Extracted data entries:

══════

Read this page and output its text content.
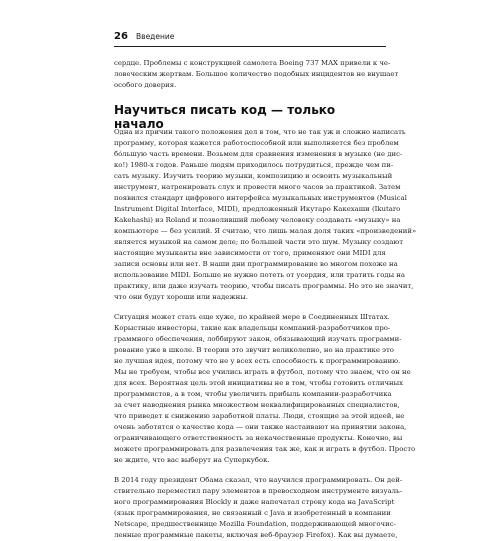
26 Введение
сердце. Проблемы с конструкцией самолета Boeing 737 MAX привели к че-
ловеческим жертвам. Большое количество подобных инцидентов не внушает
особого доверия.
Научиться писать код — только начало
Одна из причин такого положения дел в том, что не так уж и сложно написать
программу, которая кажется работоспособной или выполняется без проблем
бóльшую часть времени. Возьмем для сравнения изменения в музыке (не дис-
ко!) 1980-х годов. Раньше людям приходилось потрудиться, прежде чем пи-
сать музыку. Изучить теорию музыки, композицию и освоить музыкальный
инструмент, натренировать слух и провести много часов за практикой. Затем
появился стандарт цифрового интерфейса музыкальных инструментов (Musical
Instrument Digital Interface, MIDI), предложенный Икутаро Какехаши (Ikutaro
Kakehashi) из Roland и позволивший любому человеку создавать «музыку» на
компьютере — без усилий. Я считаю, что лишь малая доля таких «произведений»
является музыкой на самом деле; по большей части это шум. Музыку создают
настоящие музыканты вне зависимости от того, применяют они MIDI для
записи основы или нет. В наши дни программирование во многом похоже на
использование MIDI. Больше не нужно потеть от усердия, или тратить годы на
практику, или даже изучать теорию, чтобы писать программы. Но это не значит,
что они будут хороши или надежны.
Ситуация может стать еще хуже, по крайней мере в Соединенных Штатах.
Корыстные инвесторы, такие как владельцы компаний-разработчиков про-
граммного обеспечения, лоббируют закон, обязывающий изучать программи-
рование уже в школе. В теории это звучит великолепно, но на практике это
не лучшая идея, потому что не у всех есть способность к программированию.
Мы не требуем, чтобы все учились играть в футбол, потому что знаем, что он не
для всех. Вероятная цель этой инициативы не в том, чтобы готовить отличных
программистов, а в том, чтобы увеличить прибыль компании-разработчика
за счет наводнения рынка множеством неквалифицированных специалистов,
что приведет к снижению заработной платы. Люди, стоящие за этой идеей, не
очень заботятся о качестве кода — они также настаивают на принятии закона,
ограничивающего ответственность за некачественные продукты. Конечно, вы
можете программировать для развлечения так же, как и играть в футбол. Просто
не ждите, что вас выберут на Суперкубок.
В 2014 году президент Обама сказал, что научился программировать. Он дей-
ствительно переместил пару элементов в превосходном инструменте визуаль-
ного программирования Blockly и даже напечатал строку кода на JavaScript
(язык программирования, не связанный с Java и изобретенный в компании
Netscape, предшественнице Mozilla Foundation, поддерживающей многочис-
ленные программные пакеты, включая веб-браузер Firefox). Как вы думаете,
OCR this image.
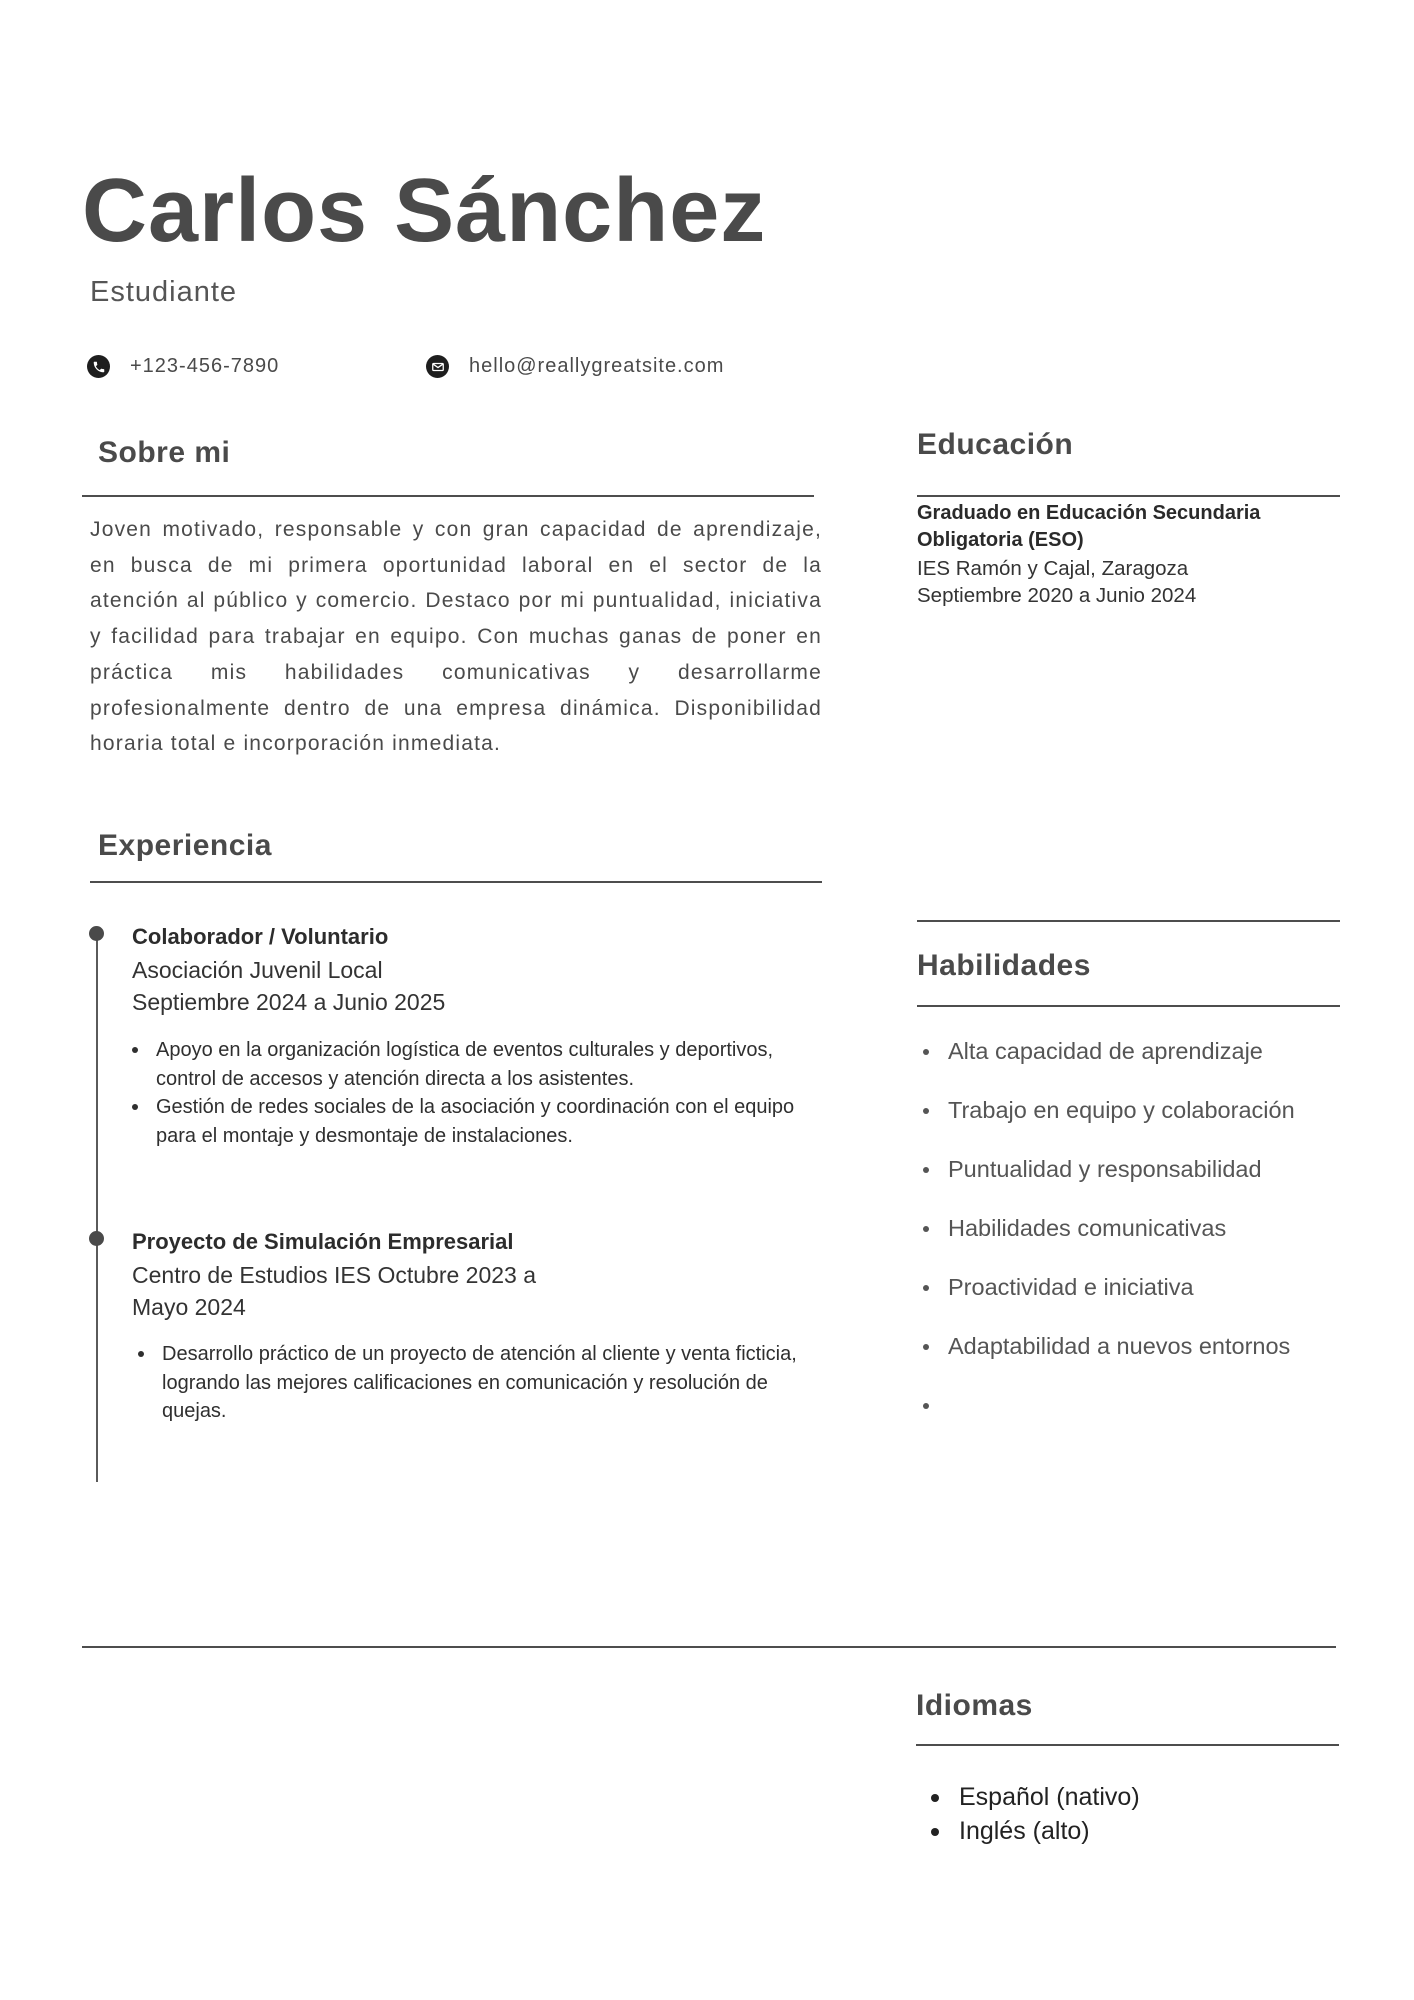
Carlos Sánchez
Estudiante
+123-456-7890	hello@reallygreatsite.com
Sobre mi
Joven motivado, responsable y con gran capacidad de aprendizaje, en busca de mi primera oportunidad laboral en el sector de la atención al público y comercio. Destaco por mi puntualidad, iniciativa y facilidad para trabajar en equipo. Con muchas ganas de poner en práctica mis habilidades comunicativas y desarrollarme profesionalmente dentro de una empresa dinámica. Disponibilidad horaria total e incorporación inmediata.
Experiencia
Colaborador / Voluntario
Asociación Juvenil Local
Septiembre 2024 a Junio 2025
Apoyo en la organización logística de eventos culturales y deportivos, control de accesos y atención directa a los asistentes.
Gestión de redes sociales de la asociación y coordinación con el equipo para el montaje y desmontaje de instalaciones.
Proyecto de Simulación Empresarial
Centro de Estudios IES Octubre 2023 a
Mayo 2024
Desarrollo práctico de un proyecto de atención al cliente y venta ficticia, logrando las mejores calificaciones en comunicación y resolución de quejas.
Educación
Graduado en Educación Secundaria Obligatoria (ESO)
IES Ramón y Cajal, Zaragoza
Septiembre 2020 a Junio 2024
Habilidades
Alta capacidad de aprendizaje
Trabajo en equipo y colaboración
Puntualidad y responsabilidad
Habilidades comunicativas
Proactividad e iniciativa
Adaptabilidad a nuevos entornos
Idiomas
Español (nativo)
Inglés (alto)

══════

Prompt: Identify every line where the string "capacidad" appears.

Answer in full:
Joven motivado, responsable y con gran capacidad de aprendizaje, en busca de mi primera oportunidad laboral en el sector de la atención al público y comercio. Destaco por mi puntualidad, iniciativa y facilidad para trabajar en equipo. Con muchas ganas de poner en práctica mis habilidades comunicativas y desarrollarme profesionalmente dentro de una empresa dinámica. Disponibilidad horaria total e incorporación inmediata.
Alta capacidad de aprendizaje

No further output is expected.